▸ PROBLEM SET:
1: In the Lakeland Industries financial statement notes, what is the functional currency of the Kazakhstan operation?
2: Write the next part of the Lakeland Industries financial statement notes, picking up right after their final sentence.

Lakeland Industries, Inc. and Subsidiaries
NOTES TO CONDENSED CONSOLIDATED FINANCIAL STATEMENTS
(UNAUDITED)
Foreign Operations and Foreign Currency Translation
The Company maintains manufacturing operations in
Mexico, India, Argentina, Vietnam and the People’s Republic
of China and can access independent contractors in China, Vietnam,
Argentina and Mexico. It also maintains sales and distribution
entities located in India, Canada, the U.K., Chile, China,
Argentina, Russia, Kazakhstan, Uruguay, Australia, and Mexico. The
Company is vulnerable to currency risks in these countries.
The functional currency for the United Kingdom subsidiary is the
Euro; the trading company in China, the RMB; the Russian operation,
the Russian Ruble, and the Kazakhstan operation the Kazakhstan
Tenge. All other operations have the US dollar as its functional
currency.
Pursuant to US GAAP, assets and liabilities of the
Company’s foreign operations with functional currencies,
other than the US dollar, are translated at the exchange rate in
effect at the balance sheet date, while revenues and expenses are
translated at average rates prevailing during the periods.
Translation adjustments are reported in accumulated other
comprehensive loss, a separate component of stockholders’
equity. Cash flows are also translated at average translation rates
for the periods, therefore, amounts reported on the consolidated
statement of cash flows will not necessarily agree with changes in
the corresponding balances on the consolidated balance sheet.
Transaction gains and losses that arise from exchange rate
fluctuations on transactions denominated in a currency other than
the functional currency are included in the results of operations
as incurred. Foreign currency
transaction gains (losses) included in net income for the three
months ended July 31, 2019 and 2018 was approximately $0.1 million
and $(0.4) million and for the six months ended July 31, 2019 and
2018 was approximately $0.2 million and $(0.7) million,
respectively.
Fair Value of Financial Instruments
US GAAP
defines fair value, provides guidance for measuring fair value and
requires certain disclosures utilizing a fair value hierarchy which
is categorized into three levels based on the inputs to the
valuation techniques used to measure fair value.

▸ RECORDED DATA:

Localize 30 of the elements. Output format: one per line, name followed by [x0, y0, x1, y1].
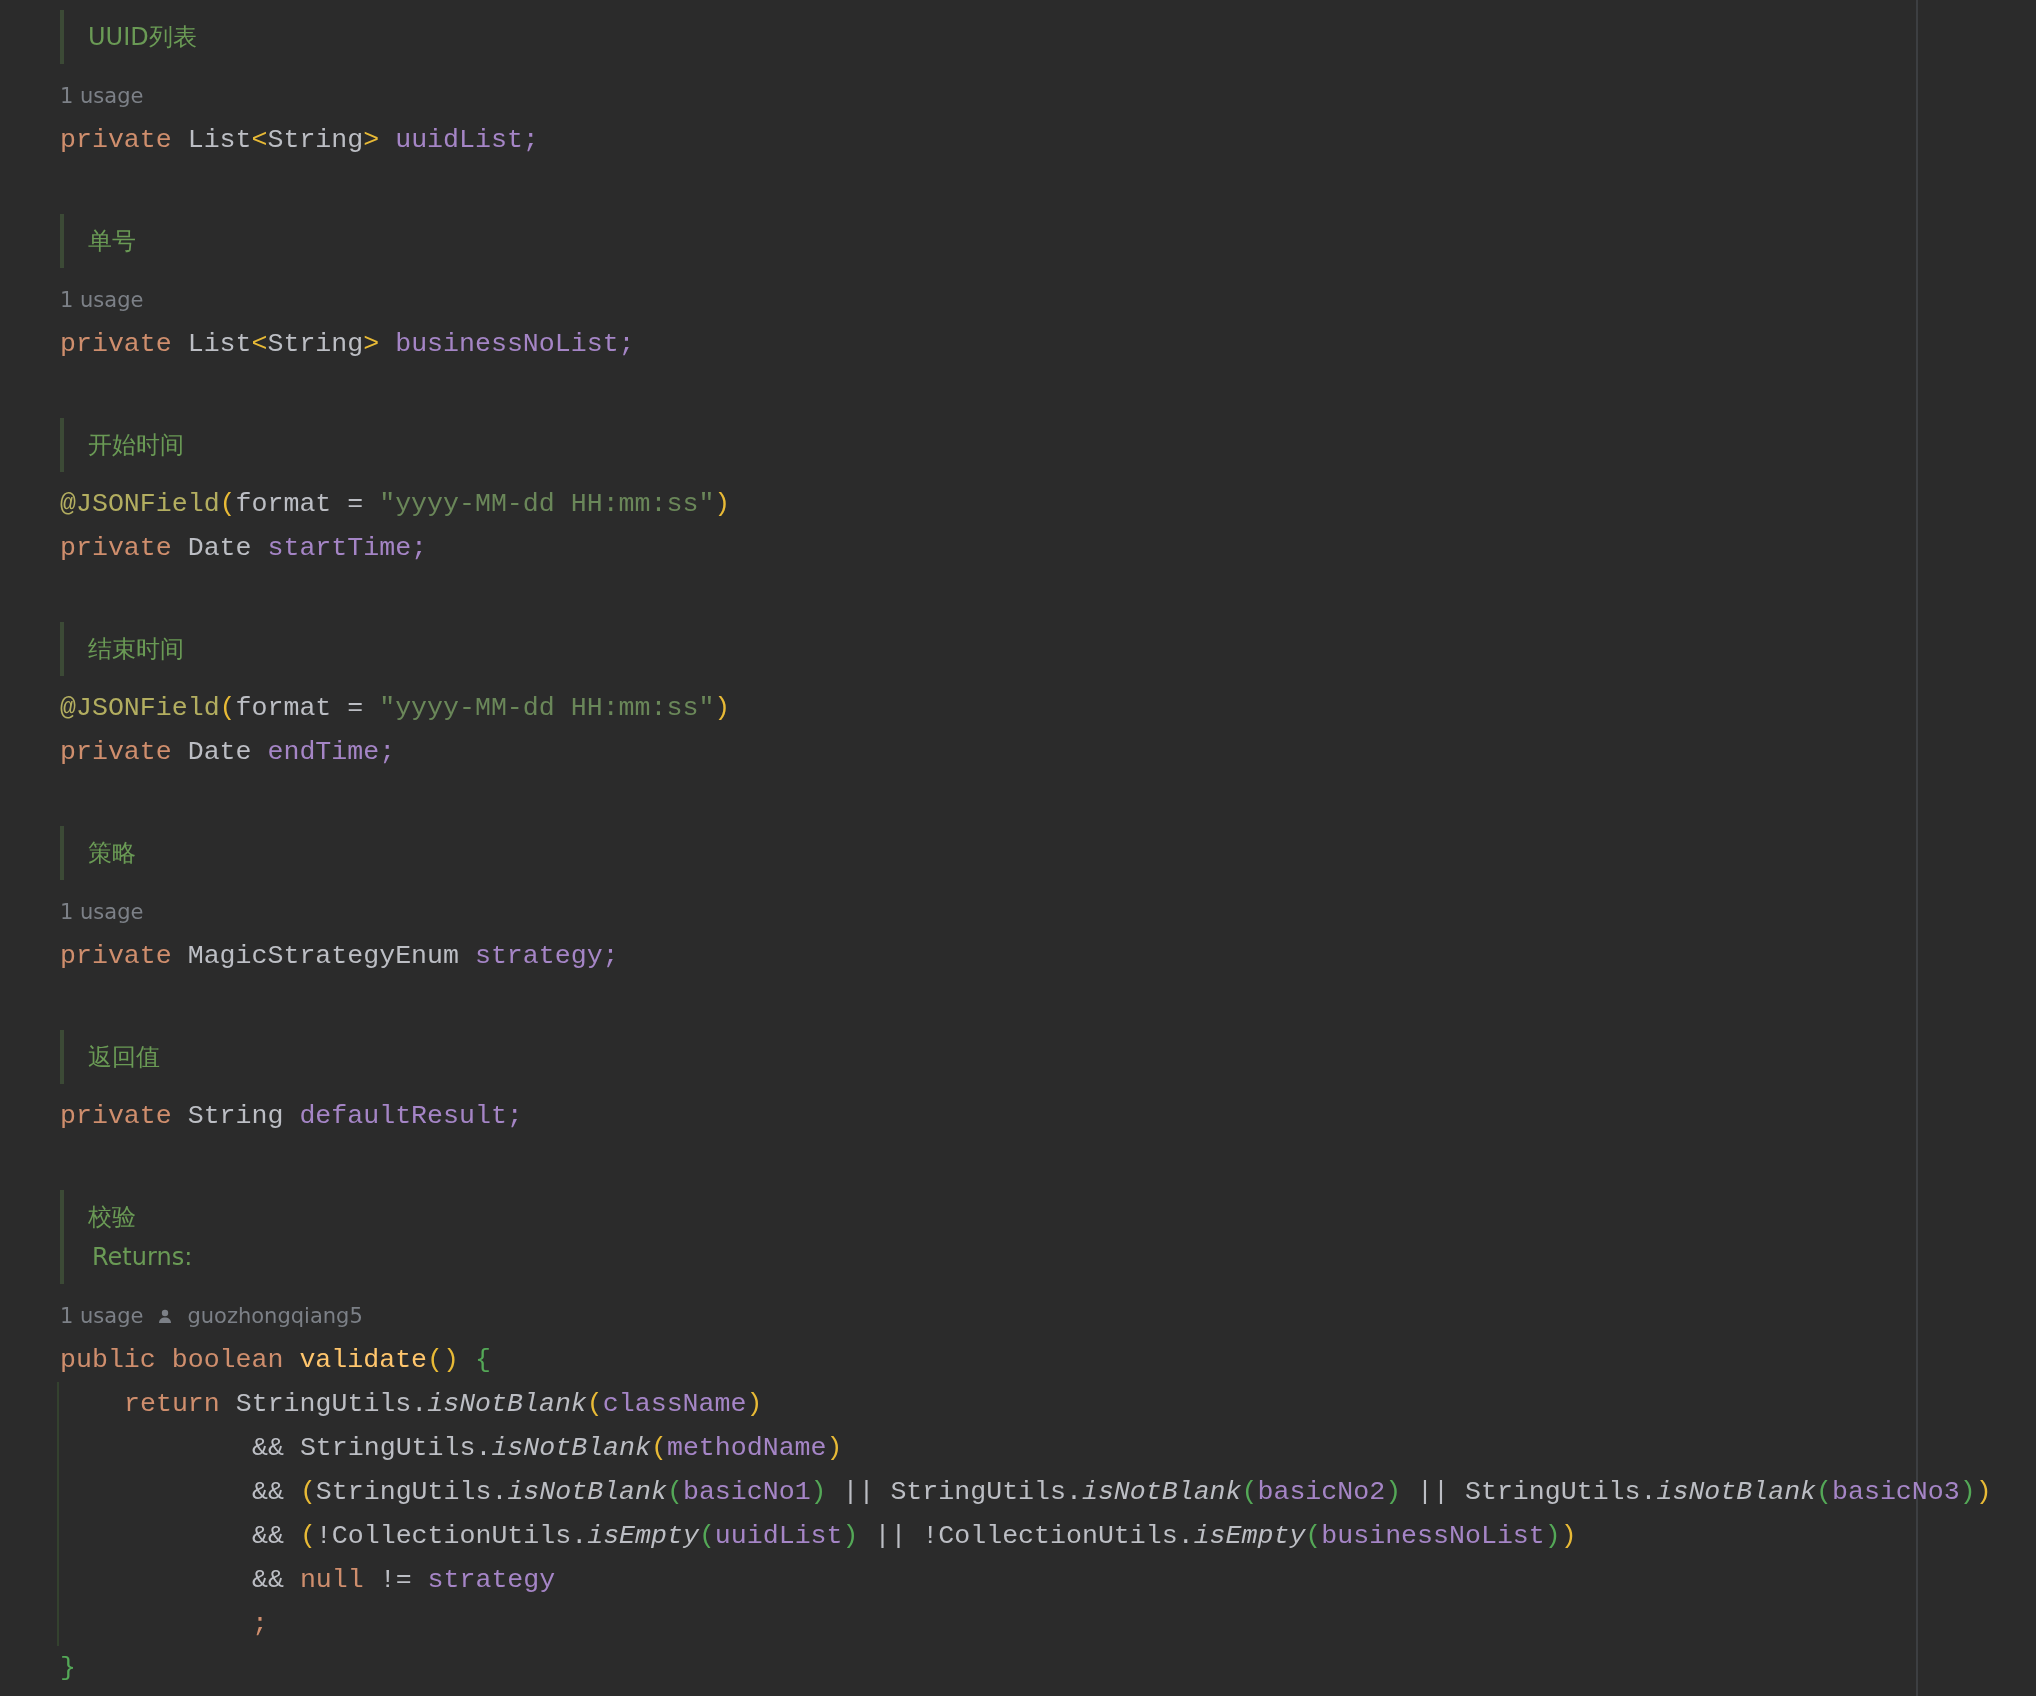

▸ ANSWERS BY TASK:
1: The Kazakhstan Tenge.

2:
The
following is a brief description of those three
levels:
Level
1: Observable inputs such as quoted prices
(unadjusted) in active markets for identical assets or
liabilities.
Level
2: Inputs other than quoted prices that are
observable for the asset or liability, either directly or
indirectly. These include quoted prices for similar assets or
liabilities in active markets and quoted prices for identical or
similar assets or liabilities in markets that are not
active.
Level
3: Unobservable inputs that reflect
management’s own assumptions.
The
financial instruments of the Company classified as current assets
or liabilities, including cash and cash equivalents, accounts
receivable, short-term borrowings, borrowings under revolving
credit facility, accounts payable and accrued expenses, are
recorded at carrying value, which approximates fair value based on
the short-term nature of these instruments.
The
Company believes that the fair values of its long-term debt
approximates its carrying value based on the effective interest
rate compared to the current market rate available to the
Company.
Earnings Per Share
Basic
earnings per share are based on the weighted average number of
common shares outstanding without consideration of common stock
equivalents. Diluted earnings per share are based on the weighted
average number of common shares and common stock equivalents. The
diluted earnings per share calculation takes into account unvested
restricted shares and the shares that may be issued upon exercise
of stock options, reduced by shares that may be repurchased with
the funds received from the exercise, based on the average price
during the fiscal period. Potentially dilutive securities are
excluded from the computation of diluted loss per share since their
effect would be antidilutive.
Lakeland Industries, Inc. and Subsidiaries
NOTES TO CONDENSED CONSOLIDATED FINANCIAL STATEMENTS
(UNAUDITED)
Reclassifications
Certain
reclassifications have been made to the prior period statement of
cash flows as it relates to accounts payable and other accrued
expenses to conform to the current period presentation. These
reclassifications have no effect on the accompanying unaudited
condensed consolidated financial statements.
Recent Accounting Pronouncements
The
Company considers the applicability and impact of all accounting
standards updates (“ASUs”). Management periodically
reviews new accounting standards that are issued.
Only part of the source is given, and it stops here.